-- Material for this task start --

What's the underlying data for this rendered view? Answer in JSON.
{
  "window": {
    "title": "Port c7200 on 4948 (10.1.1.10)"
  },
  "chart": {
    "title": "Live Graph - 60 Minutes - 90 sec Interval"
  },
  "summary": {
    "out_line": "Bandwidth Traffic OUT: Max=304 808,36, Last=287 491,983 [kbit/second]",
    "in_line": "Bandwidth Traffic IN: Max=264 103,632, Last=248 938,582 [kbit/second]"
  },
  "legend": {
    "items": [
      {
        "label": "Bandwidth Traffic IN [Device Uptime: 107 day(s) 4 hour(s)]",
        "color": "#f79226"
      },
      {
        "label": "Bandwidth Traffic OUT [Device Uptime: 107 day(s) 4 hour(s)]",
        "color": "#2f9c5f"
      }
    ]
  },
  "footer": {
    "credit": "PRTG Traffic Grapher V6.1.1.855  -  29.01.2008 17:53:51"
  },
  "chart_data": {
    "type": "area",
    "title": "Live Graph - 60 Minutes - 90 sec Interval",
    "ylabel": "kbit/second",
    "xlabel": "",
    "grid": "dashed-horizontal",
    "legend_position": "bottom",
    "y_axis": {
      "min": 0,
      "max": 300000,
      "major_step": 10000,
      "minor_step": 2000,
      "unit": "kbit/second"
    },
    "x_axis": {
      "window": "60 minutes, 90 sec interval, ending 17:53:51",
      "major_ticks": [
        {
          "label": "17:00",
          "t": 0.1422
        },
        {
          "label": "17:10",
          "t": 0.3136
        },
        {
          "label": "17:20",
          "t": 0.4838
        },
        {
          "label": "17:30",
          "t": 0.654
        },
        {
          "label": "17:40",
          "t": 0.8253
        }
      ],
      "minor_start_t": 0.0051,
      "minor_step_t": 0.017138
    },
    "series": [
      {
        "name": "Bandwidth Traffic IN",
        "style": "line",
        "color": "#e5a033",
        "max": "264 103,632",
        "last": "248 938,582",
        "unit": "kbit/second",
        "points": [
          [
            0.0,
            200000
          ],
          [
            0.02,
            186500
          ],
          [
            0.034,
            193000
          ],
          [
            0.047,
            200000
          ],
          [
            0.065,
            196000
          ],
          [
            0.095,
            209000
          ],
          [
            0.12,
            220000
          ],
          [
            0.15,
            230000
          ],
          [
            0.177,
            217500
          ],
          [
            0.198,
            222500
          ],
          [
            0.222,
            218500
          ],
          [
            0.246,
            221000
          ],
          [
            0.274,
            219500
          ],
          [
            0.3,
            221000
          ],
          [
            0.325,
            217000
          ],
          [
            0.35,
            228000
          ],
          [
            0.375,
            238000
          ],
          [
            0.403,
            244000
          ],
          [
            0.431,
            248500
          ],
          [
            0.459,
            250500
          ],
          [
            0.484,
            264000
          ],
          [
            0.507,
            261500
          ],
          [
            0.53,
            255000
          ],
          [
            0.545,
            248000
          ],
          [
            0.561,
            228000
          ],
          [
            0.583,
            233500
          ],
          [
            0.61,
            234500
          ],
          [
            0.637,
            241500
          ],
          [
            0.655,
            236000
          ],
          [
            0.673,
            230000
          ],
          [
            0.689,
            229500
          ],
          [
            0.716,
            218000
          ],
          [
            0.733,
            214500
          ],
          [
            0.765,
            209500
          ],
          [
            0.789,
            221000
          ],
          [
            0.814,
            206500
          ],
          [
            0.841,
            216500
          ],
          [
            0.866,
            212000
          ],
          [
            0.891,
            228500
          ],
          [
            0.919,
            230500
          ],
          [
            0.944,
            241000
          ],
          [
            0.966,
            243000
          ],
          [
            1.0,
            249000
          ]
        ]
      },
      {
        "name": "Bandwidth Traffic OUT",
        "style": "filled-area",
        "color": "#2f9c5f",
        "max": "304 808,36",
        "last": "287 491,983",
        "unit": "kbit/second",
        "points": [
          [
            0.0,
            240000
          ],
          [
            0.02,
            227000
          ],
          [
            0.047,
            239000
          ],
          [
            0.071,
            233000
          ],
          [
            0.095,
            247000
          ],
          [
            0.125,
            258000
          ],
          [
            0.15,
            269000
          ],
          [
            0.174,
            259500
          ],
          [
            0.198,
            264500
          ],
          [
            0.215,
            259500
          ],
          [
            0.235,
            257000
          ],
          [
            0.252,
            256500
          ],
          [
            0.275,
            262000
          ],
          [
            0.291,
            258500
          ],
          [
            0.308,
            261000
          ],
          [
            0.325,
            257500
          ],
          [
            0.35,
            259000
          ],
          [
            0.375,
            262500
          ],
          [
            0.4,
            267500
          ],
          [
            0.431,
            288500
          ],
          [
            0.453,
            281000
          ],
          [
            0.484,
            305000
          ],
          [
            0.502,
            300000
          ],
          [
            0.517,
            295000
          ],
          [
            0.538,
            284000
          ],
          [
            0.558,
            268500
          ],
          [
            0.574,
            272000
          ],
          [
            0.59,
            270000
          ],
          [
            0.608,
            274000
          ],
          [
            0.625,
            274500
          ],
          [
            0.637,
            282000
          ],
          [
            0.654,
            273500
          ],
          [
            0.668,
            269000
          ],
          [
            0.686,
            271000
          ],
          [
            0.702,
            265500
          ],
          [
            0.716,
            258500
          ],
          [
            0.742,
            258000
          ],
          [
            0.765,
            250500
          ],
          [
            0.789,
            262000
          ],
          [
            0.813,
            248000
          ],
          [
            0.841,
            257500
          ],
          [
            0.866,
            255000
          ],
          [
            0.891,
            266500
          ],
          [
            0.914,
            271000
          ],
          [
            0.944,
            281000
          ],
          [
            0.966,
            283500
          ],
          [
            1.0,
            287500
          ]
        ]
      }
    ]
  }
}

-- Material for this task end --

Copy out each record exactly as given, omitting none.

#### Complete response
What's the underlying data for this rendered view? Answer in JSON.
{
  "window": {
    "title": "Port c7200 on 4948 (10.1.1.10)"
  },
  "chart": {
    "title": "Live Graph - 60 Minutes - 90 sec Interval"
  },
  "summary": {
    "out_line": "Bandwidth Traffic OUT: Max=304 808,36, Last=287 491,983 [kbit/second]",
    "in_line": "Bandwidth Traffic IN: Max=264 103,632, Last=248 938,582 [kbit/second]"
  },
  "legend": {
    "items": [
      {
        "label": "Bandwidth Traffic IN [Device Uptime: 107 day(s) 4 hour(s)]",
        "color": "#f79226"
      },
      {
        "label": "Bandwidth Traffic OUT [Device Uptime: 107 day(s) 4 hour(s)]",
        "color": "#2f9c5f"
      }
    ]
  },
  "footer": {
    "credit": "PRTG Traffic Grapher V6.1.1.855  -  29.01.2008 17:53:51"
  },
  "chart_data": {
    "type": "area",
    "title": "Live Graph - 60 Minutes - 90 sec Interval",
    "ylabel": "kbit/second",
    "xlabel": "",
    "grid": "dashed-horizontal",
    "legend_position": "bottom",
    "y_axis": {
      "min": 0,
      "max": 300000,
      "major_step": 10000,
      "minor_step": 2000,
      "unit": "kbit/second"
    },
    "x_axis": {
      "window": "60 minutes, 90 sec interval, ending 17:53:51",
      "major_ticks": [
        {
          "label": "17:00",
          "t": 0.1422
        },
        {
          "label": "17:10",
          "t": 0.3136
        },
        {
          "label": "17:20",
          "t": 0.4838
        },
        {
          "label": "17:30",
          "t": 0.654
        },
        {
          "label": "17:40",
          "t": 0.8253
        }
      ],
      "minor_start_t": 0.0051,
      "minor_step_t": 0.017138
    },
    "series": [
      {
        "name": "Bandwidth Traffic IN",
        "style": "line",
        "color": "#e5a033",
        "max": "264 103,632",
        "last": "248 938,582",
        "unit": "kbit/second",
        "points": [
          [
            0.0,
            200000
          ],
          [
            0.02,
            186500
          ],
          [
            0.034,
            193000
          ],
          [
            0.047,
            200000
          ],
          [
            0.065,
            196000
          ],
          [
            0.095,
            209000
          ],
          [
            0.12,
            220000
          ],
          [
            0.15,
            230000
          ],
          [
            0.177,
            217500
          ],
          [
            0.198,
            222500
          ],
          [
            0.222,
            218500
          ],
          [
            0.246,
            221000
          ],
          [
            0.274,
            219500
          ],
          [
            0.3,
            221000
          ],
          [
            0.325,
            217000
          ],
          [
            0.35,
            228000
          ],
          [
            0.375,
            238000
          ],
          [
            0.403,
            244000
          ],
          [
            0.431,
            248500
          ],
          [
            0.459,
            250500
          ],
          [
            0.484,
            264000
          ],
          [
            0.507,
            261500
          ],
          [
            0.53,
            255000
          ],
          [
            0.545,
            248000
          ],
          [
            0.561,
            228000
          ],
          [
            0.583,
            233500
          ],
          [
            0.61,
            234500
          ],
          [
            0.637,
            241500
          ],
          [
            0.655,
            236000
          ],
          [
            0.673,
            230000
          ],
          [
            0.689,
            229500
          ],
          [
            0.716,
            218000
          ],
          [
            0.733,
            214500
          ],
          [
            0.765,
            209500
          ],
          [
            0.789,
            221000
          ],
          [
            0.814,
            206500
          ],
          [
            0.841,
            216500
          ],
          [
            0.866,
            212000
          ],
          [
            0.891,
            228500
          ],
          [
            0.919,
            230500
          ],
          [
            0.944,
            241000
          ],
          [
            0.966,
            243000
          ],
          [
            1.0,
            249000
          ]
        ]
      },
      {
        "name": "Bandwidth Traffic OUT",
        "style": "filled-area",
        "color": "#2f9c5f",
        "max": "304 808,36",
        "last": "287 491,983",
        "unit": "kbit/second",
        "points": [
          [
            0.0,
            240000
          ],
          [
            0.02,
            227000
          ],
          [
            0.047,
            239000
          ],
          [
            0.071,
            233000
          ],
          [
            0.095,
            247000
          ],
          [
            0.125,
            258000
          ],
          [
            0.15,
            269000
          ],
          [
            0.174,
            259500
          ],
          [
            0.198,
            264500
          ],
          [
            0.215,
            259500
          ],
          [
            0.235,
            257000
          ],
          [
            0.252,
            256500
          ],
          [
            0.275,
            262000
          ],
          [
            0.291,
            258500
          ],
          [
            0.308,
            261000
          ],
          [
            0.325,
            257500
          ],
          [
            0.35,
            259000
          ],
          [
            0.375,
            262500
          ],
          [
            0.4,
            267500
          ],
          [
            0.431,
            288500
          ],
          [
            0.453,
            281000
          ],
          [
            0.484,
            305000
          ],
          [
            0.502,
            300000
          ],
          [
            0.517,
            295000
          ],
          [
            0.538,
            284000
          ],
          [
            0.558,
            268500
          ],
          [
            0.574,
            272000
          ],
          [
            0.59,
            270000
          ],
          [
            0.608,
            274000
          ],
          [
            0.625,
            274500
          ],
          [
            0.637,
            282000
          ],
          [
            0.654,
            273500
          ],
          [
            0.668,
            269000
          ],
          [
            0.686,
            271000
          ],
          [
            0.702,
            265500
          ],
          [
            0.716,
            258500
          ],
          [
            0.742,
            258000
          ],
          [
            0.765,
            250500
          ],
          [
            0.789,
            262000
          ],
          [
            0.813,
            248000
          ],
          [
            0.841,
            257500
          ],
          [
            0.866,
            255000
          ],
          [
            0.891,
            266500
          ],
          [
            0.914,
            271000
          ],
          [
            0.944,
            281000
          ],
          [
            0.966,
            283500
          ],
          [
            1.0,
            287500
          ]
        ]
      }
    ]
  }
}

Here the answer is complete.